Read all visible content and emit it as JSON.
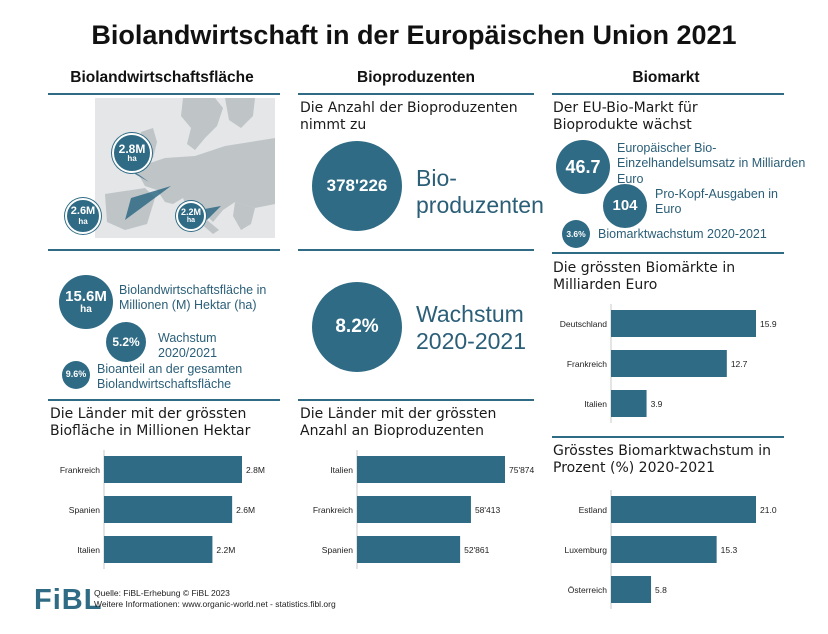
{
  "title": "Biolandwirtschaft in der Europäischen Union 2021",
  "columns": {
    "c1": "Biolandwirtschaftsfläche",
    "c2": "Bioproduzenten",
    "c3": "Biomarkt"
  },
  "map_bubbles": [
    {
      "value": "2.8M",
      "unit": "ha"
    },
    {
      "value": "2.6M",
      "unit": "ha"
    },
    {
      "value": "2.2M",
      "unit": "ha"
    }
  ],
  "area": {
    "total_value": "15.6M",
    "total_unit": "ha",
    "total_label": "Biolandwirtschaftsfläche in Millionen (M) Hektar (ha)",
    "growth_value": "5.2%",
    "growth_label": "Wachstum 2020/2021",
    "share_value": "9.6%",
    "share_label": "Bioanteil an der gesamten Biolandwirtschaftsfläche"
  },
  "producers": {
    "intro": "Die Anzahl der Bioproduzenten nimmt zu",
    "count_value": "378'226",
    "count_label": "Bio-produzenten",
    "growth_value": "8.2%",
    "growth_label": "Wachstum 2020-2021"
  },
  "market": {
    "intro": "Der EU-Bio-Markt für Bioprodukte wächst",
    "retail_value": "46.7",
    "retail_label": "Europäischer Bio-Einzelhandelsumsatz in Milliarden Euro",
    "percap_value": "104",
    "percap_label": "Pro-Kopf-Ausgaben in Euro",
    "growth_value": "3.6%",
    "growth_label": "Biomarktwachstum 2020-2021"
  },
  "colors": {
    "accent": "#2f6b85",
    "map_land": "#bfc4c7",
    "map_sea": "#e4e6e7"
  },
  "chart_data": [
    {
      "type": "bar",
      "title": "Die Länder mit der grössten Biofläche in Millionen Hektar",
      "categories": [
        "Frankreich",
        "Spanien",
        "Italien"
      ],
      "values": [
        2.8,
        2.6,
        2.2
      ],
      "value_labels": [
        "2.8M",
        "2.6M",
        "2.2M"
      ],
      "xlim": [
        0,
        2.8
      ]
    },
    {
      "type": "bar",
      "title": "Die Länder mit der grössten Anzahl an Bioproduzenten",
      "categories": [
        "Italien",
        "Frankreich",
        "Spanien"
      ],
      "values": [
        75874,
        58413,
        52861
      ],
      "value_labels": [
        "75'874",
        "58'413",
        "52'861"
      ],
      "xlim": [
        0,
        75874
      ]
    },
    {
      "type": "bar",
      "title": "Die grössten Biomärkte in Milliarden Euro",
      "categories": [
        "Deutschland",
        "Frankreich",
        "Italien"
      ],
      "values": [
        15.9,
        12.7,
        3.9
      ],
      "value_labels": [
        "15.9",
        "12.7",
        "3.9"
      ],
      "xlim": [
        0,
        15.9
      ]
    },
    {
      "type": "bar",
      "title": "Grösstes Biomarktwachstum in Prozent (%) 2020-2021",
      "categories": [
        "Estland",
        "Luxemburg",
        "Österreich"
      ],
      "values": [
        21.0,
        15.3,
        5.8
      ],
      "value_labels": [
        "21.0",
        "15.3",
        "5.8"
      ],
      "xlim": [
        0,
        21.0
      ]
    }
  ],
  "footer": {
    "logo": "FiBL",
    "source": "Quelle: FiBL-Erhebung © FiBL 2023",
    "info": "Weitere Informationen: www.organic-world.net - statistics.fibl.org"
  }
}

☆ ☆ ☆ ☆ ☆

▶ EXERCISE TASK: Count every line in the data that contains the word "intro", then give that count and nothing else.

▶ TASK RESPONSE: 2